• [DOCUMENT SECTION]:
—————

Press release

METROPOLITAN MUSEUM INAUGURATES VIRTUAL REALITY ON WEB SITE

The Web site of The Metropolitan Museum of Art — www.metmuseum.org — now offers unprecedented access to six of the Museum's historic American period rooms, through state-of-the-art Virtual Reality technology that allows online visitors to "tour" the rooms through all-inclusive, three dimensional views. The six rooms — which are on permanent view in the Metropolitan Museum's American Wing, installed with some of the finest American decorative art objects in the collection — date from the 17th to the 20th century, from the living hall of a pre-1674 home from Ipswich, Massachusetts, to a Frank Lloyd Wright living room from Wayzata, Minnesota (1912–14). The online presentation of the rooms offers views of the rooms as well as extensive historical and contextual information about the architecture, furniture and decorative objects, and interior decoration of each, provided by The American Wing's curatorial staff.

The production of the Virtual Reality feature on the Web site is the first stage of the Museum's plans to make its collections further available to online viewers. It has been made possible by Michael Finkelstein and Sue-ann Friedman. Additional support has been provided by the Roslyn and Leslie Goldstein Foundation.

—————

• [PROVIDED RECORDS]:

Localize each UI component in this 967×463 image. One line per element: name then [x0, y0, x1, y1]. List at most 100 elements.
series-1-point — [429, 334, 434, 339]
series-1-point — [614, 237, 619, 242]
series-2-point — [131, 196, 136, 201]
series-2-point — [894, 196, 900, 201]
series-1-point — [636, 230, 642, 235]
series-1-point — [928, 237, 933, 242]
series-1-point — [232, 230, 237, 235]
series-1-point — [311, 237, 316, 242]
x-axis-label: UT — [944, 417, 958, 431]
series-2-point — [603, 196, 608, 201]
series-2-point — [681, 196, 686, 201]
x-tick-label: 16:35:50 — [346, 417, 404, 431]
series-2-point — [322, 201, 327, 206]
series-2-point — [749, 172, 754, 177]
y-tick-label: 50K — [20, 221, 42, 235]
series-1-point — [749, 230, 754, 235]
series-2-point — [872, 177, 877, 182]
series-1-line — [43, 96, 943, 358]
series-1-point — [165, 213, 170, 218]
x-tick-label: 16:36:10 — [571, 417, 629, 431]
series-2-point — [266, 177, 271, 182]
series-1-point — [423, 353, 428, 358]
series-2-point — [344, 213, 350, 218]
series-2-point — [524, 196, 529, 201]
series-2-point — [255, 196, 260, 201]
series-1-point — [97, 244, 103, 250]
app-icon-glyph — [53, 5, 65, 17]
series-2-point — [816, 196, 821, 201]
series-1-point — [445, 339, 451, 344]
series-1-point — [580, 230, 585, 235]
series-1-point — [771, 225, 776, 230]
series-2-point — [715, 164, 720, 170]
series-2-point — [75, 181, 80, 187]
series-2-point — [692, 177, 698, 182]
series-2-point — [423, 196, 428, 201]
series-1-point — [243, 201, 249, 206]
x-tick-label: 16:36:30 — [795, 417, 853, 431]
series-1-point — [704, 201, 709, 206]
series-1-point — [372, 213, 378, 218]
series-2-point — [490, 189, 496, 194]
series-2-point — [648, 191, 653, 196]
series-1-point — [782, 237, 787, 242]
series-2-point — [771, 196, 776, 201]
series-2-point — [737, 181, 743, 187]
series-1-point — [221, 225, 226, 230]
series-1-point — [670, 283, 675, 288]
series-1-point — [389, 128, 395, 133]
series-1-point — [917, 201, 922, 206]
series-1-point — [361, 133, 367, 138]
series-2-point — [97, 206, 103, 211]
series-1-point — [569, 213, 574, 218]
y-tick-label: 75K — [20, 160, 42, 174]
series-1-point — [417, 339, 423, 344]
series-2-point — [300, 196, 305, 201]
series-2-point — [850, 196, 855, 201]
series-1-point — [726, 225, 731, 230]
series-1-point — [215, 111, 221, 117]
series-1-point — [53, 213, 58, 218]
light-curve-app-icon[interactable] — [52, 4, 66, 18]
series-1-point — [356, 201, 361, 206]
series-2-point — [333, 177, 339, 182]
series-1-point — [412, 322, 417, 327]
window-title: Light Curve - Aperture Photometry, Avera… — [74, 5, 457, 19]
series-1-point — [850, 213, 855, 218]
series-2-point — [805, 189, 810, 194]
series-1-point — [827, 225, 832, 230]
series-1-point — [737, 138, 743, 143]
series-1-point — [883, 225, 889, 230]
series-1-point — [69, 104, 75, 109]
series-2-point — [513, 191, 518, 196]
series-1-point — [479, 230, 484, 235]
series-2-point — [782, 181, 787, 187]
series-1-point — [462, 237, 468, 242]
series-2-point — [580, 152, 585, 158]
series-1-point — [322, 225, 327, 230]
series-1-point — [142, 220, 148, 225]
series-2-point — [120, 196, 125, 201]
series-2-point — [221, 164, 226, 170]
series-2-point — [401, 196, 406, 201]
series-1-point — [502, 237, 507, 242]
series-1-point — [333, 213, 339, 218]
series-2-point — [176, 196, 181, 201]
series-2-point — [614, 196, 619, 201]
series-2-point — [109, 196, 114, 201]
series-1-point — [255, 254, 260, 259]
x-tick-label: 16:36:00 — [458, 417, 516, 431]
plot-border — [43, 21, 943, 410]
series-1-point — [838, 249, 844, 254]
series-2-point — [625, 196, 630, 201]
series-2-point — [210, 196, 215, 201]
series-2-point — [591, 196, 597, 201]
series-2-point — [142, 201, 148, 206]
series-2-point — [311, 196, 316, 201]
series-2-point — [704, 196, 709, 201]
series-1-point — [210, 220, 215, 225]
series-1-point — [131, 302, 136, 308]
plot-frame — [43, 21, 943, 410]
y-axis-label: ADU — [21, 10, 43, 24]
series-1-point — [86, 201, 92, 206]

—————

• [CHALLENGES]:
1 > Render this sentence from the museum press release in French: "The production of the Virtual Reality feature on the Web site is the first stage of the Museum's plans to make its collections further available to online viewers."
2 > Write the next paragraph of the press release on the museum's virtual reality tours, beginning after its final sentence.
The lines are not needed for this work.

• [ANSWERS TO EACH TASK]:
1 > La réalisation de la fonction de réalité virtuelle sur le site Web constitue la première étape des projets du Musée visant à rendre ses collections davantage accessibles aux internautes.

2 >
The six rooms now online are all from the Museum's renowned American Wing, which houses one of the finest and most comprehensive collections of American art in existence — more than 17,000 paintings, sculptures, and decorative art objects — all of which are accessible to the public on four floors of gallery and study areas. They have been selected from the wing's 25 furnished period rooms, which feature original woodwork and furnishings, and together offer an unparalleled view of American art history and domestic life. The six rooms are: the Hart Room, a multipurpose family hall from a mid-17th-century home in Ipswich, Massachusetts; the Verplanck Room, a pre-Revolutionary parlor from Coldenham, New York, featuring one New York City family's portraits and furnishings; the Richmond Room, an 1810 Virginia parlor furnished with high-style works by the New York City cabinetmakers Duncan Phyfe and Charles-Honoré Lannuier; a Gothic Revival Library of 1859 built by the architect Frederick Clarke Withers in Newburgh, New York; the Renaissance Revival Parlor from a stately Connecticut residence, described by a newspaper of the time as being "fitted up in the Marie Antoinette style of art"; and the living room from the Wayzata, Minnesota, Prairie-style house designed for Mr. and Mrs. Francis W. Little by Frank Lloyd Wright in 1912–1914.

Einzig Interactive Photographers developed the Virtual Reality feature for the Metropolitan Museum's site.

The site is designed using java technology to deliver a cutting-edge plug-in- free interactive experience to any visitor with a java-enabled browser and a 28.8 baud or faster Internet connection. High-bandwidth users may use the Live Picture version of the feature, which contains higher resolution images but requires the Live Picture plug-in.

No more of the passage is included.